* Problem requirements
Answer with the number of lines in the listing below that contain the word "type", and nothing else.

__________

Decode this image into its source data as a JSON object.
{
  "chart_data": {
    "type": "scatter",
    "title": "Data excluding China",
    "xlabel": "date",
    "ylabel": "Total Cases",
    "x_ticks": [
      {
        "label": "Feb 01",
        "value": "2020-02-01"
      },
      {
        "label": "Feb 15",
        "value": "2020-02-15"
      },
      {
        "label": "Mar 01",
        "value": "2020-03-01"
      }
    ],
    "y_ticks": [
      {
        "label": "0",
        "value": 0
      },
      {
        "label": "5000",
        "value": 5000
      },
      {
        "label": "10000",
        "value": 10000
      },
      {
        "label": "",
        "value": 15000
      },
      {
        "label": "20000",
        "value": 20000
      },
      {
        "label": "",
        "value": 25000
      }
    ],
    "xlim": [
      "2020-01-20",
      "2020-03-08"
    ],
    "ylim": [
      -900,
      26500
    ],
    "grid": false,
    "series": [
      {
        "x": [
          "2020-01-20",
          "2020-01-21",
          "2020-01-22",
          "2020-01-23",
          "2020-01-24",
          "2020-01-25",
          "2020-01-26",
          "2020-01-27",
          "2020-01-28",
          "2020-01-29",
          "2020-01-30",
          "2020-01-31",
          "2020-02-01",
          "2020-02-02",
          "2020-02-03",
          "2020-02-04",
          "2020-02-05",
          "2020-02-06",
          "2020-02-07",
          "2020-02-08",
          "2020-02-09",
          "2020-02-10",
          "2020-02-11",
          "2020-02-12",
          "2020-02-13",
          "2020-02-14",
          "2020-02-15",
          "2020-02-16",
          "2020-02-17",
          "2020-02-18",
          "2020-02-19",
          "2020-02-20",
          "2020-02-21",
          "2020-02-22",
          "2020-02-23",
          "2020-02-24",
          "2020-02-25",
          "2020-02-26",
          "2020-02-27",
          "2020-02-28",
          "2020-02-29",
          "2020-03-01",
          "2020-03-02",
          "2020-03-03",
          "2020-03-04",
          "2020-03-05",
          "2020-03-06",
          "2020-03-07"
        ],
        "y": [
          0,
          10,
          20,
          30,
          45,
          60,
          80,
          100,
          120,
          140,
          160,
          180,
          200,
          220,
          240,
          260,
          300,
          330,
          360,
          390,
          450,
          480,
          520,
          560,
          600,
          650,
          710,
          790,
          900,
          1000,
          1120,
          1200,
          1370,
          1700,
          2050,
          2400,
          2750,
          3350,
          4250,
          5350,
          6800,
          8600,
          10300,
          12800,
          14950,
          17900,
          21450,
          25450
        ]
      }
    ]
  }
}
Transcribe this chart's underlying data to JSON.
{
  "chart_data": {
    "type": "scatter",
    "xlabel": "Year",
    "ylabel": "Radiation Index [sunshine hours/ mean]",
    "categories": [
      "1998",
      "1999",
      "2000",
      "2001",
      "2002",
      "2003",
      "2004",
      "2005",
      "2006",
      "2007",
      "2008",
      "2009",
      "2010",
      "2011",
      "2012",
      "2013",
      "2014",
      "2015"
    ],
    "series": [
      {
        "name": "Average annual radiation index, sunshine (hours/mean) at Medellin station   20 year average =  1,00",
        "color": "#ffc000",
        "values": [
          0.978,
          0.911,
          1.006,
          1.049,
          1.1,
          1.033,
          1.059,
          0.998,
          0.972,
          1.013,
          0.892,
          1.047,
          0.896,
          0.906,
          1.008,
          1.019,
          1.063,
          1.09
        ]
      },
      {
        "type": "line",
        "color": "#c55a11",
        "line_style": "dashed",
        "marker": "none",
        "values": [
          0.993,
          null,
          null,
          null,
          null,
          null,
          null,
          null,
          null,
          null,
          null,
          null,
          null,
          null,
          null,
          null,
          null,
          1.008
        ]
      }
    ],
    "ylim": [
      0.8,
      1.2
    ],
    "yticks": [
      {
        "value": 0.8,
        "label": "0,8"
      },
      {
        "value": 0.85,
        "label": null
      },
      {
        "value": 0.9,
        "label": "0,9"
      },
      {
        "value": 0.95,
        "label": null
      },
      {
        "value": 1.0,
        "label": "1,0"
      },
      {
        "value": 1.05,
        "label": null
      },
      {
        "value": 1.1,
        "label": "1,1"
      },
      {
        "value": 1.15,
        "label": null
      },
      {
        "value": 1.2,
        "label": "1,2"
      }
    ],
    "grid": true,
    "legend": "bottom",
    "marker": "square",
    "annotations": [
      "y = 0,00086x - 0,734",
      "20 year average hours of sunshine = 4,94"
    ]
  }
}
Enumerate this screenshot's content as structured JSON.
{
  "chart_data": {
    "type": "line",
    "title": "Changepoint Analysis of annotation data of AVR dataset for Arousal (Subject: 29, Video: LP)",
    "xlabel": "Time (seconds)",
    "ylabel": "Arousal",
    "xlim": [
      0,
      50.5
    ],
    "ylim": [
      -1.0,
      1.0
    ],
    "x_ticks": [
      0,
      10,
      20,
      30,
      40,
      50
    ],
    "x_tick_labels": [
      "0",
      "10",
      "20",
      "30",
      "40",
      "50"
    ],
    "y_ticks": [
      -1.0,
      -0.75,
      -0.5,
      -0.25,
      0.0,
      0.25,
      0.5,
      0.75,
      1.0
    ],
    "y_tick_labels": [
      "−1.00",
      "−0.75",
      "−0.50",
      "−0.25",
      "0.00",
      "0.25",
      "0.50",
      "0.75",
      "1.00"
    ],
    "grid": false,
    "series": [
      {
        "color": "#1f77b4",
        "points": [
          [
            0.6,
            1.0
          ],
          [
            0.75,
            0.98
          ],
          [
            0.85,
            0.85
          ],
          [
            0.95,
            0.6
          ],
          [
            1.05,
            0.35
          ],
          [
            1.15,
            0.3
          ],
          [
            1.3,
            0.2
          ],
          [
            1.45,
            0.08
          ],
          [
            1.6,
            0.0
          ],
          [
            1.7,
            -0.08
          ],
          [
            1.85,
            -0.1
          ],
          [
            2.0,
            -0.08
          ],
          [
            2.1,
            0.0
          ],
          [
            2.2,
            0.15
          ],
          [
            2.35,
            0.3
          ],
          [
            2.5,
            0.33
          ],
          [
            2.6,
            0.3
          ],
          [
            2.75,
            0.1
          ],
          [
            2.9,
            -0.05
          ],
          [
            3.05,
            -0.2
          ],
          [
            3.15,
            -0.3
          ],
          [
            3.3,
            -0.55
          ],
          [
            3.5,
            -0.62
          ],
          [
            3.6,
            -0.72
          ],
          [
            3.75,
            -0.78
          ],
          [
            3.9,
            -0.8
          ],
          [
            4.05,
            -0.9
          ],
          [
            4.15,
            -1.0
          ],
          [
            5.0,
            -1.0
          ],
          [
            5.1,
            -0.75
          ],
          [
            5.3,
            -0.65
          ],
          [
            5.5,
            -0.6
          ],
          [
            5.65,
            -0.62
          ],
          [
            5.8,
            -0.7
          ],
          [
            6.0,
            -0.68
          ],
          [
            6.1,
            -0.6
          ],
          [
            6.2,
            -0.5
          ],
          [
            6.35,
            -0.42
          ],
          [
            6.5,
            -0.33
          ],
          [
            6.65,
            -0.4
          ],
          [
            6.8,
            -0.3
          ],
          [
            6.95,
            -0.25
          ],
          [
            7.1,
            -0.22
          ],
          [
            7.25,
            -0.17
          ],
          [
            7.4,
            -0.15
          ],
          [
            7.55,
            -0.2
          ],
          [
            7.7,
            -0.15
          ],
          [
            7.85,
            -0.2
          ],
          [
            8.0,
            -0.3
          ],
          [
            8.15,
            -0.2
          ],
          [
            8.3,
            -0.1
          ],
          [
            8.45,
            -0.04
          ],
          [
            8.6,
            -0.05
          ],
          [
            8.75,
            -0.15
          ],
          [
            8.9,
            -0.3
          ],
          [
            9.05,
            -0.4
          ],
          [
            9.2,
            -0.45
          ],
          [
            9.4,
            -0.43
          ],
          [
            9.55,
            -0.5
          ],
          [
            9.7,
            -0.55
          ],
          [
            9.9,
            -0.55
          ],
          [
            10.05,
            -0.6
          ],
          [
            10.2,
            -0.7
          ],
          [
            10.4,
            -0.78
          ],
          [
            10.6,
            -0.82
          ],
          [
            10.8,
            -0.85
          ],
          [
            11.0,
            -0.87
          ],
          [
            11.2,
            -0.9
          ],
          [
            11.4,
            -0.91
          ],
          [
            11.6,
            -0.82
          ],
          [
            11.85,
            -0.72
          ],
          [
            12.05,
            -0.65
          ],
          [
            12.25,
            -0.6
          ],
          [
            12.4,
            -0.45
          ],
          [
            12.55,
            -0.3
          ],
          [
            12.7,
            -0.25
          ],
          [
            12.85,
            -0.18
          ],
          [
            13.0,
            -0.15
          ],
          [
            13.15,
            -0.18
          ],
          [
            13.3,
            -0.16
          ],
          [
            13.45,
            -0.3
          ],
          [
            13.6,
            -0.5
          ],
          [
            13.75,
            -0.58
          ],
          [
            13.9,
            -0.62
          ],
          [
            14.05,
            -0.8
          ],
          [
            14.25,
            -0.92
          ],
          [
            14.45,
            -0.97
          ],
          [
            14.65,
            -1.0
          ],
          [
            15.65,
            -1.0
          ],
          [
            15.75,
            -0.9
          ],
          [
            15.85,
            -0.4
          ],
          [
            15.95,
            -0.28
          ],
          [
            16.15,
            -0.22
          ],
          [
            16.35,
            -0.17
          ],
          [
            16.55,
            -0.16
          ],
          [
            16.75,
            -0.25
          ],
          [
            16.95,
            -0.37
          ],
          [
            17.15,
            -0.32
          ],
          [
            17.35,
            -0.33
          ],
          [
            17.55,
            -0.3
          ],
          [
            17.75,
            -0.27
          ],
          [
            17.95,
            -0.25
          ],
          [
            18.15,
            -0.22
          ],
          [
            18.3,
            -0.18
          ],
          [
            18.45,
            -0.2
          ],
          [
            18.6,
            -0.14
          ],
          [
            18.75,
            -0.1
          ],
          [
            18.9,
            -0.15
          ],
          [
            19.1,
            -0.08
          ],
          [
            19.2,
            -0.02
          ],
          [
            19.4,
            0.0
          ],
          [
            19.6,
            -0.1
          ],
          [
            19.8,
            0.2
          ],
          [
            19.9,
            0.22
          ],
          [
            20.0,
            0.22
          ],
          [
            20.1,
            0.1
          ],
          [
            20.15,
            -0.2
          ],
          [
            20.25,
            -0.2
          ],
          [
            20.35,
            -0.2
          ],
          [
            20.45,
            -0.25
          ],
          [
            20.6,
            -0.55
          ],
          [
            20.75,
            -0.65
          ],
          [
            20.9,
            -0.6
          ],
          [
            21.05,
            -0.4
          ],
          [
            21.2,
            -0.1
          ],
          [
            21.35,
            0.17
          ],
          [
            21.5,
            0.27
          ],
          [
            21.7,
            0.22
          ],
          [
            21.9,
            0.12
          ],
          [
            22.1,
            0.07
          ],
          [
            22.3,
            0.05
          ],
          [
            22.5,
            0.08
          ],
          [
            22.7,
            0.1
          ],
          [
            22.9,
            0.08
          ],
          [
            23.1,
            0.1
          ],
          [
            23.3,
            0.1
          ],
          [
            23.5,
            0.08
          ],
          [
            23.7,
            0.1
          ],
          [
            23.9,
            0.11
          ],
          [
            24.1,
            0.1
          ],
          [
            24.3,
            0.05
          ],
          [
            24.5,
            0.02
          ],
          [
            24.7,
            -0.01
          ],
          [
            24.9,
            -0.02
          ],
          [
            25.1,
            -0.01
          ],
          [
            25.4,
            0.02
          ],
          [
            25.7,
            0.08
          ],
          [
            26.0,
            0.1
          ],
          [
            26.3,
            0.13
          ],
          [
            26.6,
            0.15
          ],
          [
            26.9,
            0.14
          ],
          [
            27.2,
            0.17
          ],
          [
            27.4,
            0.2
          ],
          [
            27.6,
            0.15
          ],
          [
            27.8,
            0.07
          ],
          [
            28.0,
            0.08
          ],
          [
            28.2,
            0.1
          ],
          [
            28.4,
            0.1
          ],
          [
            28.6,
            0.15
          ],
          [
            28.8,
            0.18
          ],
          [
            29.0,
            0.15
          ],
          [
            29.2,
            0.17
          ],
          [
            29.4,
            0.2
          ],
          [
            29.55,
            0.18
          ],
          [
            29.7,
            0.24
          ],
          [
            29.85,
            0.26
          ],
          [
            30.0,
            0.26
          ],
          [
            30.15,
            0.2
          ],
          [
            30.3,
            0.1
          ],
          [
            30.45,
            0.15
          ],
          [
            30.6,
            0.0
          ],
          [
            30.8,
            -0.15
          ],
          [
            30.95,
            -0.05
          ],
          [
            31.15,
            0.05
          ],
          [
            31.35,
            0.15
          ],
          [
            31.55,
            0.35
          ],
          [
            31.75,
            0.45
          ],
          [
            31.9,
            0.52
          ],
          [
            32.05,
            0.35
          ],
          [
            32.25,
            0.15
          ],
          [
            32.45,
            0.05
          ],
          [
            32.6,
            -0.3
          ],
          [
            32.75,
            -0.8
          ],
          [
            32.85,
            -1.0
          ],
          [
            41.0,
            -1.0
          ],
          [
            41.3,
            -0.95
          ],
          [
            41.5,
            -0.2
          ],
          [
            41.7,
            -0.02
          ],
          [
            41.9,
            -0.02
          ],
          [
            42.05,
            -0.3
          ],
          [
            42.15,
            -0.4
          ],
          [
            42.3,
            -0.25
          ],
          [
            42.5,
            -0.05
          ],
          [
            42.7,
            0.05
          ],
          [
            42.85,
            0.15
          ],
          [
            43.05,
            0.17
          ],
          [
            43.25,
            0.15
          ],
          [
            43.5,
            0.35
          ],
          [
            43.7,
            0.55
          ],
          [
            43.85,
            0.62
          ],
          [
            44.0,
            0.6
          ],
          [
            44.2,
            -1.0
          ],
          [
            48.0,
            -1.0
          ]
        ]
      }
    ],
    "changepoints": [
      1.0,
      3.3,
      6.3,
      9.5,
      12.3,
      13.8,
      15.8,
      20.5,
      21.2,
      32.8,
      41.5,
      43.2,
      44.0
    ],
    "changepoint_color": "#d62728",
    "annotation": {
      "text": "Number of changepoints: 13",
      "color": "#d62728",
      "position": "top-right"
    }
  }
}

__________

* Final result
4